→ Set exercise
State the number of lines below in which the word "Italia" appears. Nothing else belongs in the answer.
━━━ Exercise input
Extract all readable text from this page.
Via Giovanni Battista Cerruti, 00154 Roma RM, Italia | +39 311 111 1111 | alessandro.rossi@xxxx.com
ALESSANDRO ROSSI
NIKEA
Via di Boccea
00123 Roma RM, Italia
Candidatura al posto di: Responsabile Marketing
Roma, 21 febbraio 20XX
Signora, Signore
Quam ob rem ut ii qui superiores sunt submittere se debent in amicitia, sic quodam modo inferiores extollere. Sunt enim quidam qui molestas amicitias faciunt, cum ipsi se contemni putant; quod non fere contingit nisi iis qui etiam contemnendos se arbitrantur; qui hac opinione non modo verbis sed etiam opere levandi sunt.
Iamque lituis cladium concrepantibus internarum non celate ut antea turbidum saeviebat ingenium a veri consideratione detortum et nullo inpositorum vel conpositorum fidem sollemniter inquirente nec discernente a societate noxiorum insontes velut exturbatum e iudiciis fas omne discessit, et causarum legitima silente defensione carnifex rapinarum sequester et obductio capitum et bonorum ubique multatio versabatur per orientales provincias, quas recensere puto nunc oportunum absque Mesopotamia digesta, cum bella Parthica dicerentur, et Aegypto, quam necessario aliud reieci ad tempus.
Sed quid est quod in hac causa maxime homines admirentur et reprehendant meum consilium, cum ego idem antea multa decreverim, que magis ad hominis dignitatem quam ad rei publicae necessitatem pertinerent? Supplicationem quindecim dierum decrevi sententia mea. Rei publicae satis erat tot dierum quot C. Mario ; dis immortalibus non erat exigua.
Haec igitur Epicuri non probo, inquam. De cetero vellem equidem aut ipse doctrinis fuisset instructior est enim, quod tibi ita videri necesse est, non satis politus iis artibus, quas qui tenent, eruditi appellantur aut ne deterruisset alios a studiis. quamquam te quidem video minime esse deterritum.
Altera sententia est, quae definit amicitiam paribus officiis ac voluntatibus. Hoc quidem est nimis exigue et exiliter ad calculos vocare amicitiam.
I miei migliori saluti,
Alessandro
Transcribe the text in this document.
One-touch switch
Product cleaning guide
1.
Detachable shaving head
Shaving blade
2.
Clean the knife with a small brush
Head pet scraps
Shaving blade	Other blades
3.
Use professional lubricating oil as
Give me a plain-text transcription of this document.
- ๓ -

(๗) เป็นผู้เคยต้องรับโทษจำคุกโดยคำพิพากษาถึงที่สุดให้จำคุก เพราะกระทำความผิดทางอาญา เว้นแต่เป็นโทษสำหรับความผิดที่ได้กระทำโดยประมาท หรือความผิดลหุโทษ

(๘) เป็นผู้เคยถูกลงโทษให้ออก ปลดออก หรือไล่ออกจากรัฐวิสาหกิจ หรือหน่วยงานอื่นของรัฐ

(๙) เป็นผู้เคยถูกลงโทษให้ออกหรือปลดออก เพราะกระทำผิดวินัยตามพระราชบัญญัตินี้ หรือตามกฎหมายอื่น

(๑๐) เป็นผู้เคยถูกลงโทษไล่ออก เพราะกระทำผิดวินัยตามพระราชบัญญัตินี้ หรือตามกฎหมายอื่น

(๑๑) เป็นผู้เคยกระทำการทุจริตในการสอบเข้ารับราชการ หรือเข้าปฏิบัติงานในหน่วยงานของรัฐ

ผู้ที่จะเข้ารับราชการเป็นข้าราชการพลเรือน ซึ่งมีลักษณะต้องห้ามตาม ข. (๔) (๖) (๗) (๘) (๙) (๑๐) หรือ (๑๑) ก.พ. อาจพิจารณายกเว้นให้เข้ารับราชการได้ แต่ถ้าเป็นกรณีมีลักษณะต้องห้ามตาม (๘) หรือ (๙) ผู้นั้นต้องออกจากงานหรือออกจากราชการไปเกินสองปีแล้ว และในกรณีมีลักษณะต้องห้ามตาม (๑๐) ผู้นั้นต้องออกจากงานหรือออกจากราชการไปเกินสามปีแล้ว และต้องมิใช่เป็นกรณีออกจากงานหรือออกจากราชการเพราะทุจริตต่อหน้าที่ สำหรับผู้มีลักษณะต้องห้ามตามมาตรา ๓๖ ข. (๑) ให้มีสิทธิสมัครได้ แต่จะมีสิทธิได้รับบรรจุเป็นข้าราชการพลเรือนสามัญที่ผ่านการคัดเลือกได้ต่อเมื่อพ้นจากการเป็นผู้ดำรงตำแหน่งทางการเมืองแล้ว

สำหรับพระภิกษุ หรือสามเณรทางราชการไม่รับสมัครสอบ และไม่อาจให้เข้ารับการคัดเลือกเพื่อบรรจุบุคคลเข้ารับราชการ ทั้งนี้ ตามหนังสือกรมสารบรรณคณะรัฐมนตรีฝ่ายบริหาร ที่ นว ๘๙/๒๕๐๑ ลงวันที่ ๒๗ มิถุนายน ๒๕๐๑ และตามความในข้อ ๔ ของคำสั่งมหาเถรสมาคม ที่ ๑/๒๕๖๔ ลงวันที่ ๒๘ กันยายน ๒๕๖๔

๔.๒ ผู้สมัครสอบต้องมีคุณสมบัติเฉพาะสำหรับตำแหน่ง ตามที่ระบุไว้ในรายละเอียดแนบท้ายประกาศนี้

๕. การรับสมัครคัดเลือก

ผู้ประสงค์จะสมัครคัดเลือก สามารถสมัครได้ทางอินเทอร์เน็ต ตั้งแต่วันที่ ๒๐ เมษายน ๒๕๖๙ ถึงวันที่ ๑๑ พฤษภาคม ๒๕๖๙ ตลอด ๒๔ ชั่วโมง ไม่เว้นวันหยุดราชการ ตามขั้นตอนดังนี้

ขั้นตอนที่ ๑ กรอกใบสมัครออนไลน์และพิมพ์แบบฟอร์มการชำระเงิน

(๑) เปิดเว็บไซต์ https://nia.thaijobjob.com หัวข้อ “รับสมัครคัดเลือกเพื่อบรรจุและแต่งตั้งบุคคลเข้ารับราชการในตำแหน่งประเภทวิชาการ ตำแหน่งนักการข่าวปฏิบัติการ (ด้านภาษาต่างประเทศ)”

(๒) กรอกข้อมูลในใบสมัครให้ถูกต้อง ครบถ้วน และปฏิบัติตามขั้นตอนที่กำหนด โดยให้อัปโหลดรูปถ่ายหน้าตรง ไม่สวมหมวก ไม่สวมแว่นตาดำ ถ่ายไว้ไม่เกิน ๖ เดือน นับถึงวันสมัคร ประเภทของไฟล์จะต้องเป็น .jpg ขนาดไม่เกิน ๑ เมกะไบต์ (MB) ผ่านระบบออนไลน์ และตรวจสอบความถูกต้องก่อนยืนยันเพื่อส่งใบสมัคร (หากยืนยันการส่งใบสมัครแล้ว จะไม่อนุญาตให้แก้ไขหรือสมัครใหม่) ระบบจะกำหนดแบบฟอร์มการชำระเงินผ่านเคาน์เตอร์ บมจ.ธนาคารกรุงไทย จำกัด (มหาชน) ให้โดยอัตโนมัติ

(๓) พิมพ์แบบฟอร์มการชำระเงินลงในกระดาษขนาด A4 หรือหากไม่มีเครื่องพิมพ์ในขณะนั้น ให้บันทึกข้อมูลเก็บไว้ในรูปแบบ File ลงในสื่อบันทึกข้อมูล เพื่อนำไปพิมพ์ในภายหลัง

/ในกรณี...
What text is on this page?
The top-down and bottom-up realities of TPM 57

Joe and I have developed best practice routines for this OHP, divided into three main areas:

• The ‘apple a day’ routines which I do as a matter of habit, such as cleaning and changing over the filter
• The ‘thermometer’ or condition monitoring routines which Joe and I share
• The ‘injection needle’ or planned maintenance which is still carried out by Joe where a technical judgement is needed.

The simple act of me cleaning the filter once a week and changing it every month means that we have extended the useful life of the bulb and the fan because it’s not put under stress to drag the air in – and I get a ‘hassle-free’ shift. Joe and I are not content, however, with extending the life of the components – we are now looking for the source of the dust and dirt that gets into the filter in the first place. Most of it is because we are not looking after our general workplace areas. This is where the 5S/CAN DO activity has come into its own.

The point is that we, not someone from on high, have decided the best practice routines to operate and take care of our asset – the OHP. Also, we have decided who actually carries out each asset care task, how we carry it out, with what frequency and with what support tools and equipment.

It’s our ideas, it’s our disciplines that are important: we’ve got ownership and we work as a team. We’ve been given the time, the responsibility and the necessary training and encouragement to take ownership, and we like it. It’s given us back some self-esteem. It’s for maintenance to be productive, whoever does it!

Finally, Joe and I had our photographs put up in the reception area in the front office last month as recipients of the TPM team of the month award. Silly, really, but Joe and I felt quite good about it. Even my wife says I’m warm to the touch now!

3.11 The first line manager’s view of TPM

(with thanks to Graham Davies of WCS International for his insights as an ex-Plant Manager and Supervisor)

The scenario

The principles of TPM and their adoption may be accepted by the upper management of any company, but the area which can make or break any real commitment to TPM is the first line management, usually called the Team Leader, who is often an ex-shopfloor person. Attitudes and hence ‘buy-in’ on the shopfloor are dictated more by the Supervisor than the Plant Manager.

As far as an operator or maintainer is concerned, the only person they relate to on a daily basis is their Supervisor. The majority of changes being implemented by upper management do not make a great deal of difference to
━━━━━━
→ Result
2